+++ Data for the task

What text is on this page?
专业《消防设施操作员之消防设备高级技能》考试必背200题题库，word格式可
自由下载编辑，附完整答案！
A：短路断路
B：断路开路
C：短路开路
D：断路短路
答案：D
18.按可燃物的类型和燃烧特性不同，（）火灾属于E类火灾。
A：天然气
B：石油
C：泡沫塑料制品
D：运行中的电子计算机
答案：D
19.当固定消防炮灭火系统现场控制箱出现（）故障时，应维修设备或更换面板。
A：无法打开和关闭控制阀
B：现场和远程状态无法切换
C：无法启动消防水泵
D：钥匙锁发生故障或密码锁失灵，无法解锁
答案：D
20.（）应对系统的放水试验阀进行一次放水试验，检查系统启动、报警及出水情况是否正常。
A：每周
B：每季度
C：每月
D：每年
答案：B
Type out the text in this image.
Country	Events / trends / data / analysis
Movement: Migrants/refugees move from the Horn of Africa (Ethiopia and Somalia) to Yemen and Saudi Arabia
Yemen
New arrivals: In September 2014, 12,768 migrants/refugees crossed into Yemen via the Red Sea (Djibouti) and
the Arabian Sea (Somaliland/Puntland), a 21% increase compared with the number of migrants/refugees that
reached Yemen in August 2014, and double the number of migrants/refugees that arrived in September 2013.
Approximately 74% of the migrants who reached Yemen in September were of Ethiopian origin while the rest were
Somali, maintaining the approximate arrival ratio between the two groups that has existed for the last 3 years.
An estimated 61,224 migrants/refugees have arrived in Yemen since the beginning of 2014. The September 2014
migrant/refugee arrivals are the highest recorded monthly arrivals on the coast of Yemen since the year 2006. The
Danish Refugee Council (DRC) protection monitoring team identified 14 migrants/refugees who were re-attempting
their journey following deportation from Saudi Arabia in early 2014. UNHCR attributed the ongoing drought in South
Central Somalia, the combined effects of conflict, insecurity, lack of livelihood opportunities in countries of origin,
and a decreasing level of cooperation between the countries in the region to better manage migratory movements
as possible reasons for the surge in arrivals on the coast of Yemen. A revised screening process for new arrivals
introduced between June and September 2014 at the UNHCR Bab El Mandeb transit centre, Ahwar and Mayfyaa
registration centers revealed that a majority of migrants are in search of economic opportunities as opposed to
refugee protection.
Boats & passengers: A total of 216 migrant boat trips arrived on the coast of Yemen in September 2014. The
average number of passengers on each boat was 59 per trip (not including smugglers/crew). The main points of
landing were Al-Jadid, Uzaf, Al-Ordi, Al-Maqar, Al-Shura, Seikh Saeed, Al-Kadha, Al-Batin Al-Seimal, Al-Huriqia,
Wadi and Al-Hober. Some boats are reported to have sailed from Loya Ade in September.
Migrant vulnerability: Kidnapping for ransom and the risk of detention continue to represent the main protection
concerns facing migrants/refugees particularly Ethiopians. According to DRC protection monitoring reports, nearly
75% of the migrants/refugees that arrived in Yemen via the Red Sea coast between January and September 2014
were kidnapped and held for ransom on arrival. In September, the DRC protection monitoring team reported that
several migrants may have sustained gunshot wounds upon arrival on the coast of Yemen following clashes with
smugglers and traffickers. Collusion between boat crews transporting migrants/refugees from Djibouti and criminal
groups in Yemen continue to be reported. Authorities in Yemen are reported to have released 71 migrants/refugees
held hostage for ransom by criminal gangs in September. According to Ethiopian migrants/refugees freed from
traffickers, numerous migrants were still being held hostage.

++++++

- What the task asks:
Reproduce each entry exactly, leaving out nothing.

- Task response:
What text is on this page?
专业《消防设施操作员之消防设备高级技能》考试必背200题题库，word格式可
自由下载编辑，附完整答案！
A：短路断路
B：断路开路
C：短路开路
D：断路短路
答案：D
18.按可燃物的类型和燃烧特性不同，（）火灾属于E类火灾。
A：天然气
B：石油
C：泡沫塑料制品
D：运行中的电子计算机
答案：D
19.当固定消防炮灭火系统现场控制箱出现（）故障时，应维修设备或更换面板。
A：无法打开和关闭控制阀
B：现场和远程状态无法切换
C：无法启动消防水泵
D：钥匙锁发生故障或密码锁失灵，无法解锁
答案：D
20.（）应对系统的放水试验阀进行一次放水试验，检查系统启动、报警及出水情况是否正常。
A：每周
B：每季度
C：每月
D：每年
答案：B
Type out the text in this image.
Country	Events / trends / data / analysis
Movement: Migrants/refugees move from the Horn of Africa (Ethiopia and Somalia) to Yemen and Saudi Arabia
Yemen
New arrivals: In September 2014, 12,768 migrants/refugees crossed into Yemen via the Red Sea (Djibouti) and
the Arabian Sea (Somaliland/Puntland), a 21% increase compared with the number of migrants/refugees that
reached Yemen in August 2014, and double the number of migrants/refugees that arrived in September 2013.
Approximately 74% of the migrants who reached Yemen in September were of Ethiopian origin while the rest were
Somali, maintaining the approximate arrival ratio between the two groups that has existed for the last 3 years.
An estimated 61,224 migrants/refugees have arrived in Yemen since the beginning of 2014. The September 2014
migrant/refugee arrivals are the highest recorded monthly arrivals on the coast of Yemen since the year 2006. The
Danish Refugee Council (DRC) protection monitoring team identified 14 migrants/refugees who were re-attempting
their journey following deportation from Saudi Arabia in early 2014. UNHCR attributed the ongoing drought in South
Central Somalia, the combined effects of conflict, insecurity, lack of livelihood opportunities in countries of origin,
and a decreasing level of cooperation between the countries in the region to better manage migratory movements
as possible reasons for the surge in arrivals on the coast of Yemen. A revised screening process for new arrivals
introduced between June and September 2014 at the UNHCR Bab El Mandeb transit centre, Ahwar and Mayfyaa
registration centers revealed that a majority of migrants are in search of economic opportunities as opposed to
refugee protection.
Boats & passengers: A total of 216 migrant boat trips arrived on the coast of Yemen in September 2014. The
average number of passengers on each boat was 59 per trip (not including smugglers/crew). The main points of
landing were Al-Jadid, Uzaf, Al-Ordi, Al-Maqar, Al-Shura, Seikh Saeed, Al-Kadha, Al-Batin Al-Seimal, Al-Huriqia,
Wadi and Al-Hober. Some boats are reported to have sailed from Loya Ade in September.
Migrant vulnerability: Kidnapping for ransom and the risk of detention continue to represent the main protection
concerns facing migrants/refugees particularly Ethiopians. According to DRC protection monitoring reports, nearly
75% of the migrants/refugees that arrived in Yemen via the Red Sea coast between January and September 2014
were kidnapped and held for ransom on arrival. In September, the DRC protection monitoring team reported that
several migrants may have sustained gunshot wounds upon arrival on the coast of Yemen following clashes with
smugglers and traffickers. Collusion between boat crews transporting migrants/refugees from Djibouti and criminal
groups in Yemen continue to be reported. Authorities in Yemen are reported to have released 71 migrants/refugees
held hostage for ransom by criminal gangs in September. According to Ethiopian migrants/refugees freed from
traffickers, numerous migrants were still being held hostage.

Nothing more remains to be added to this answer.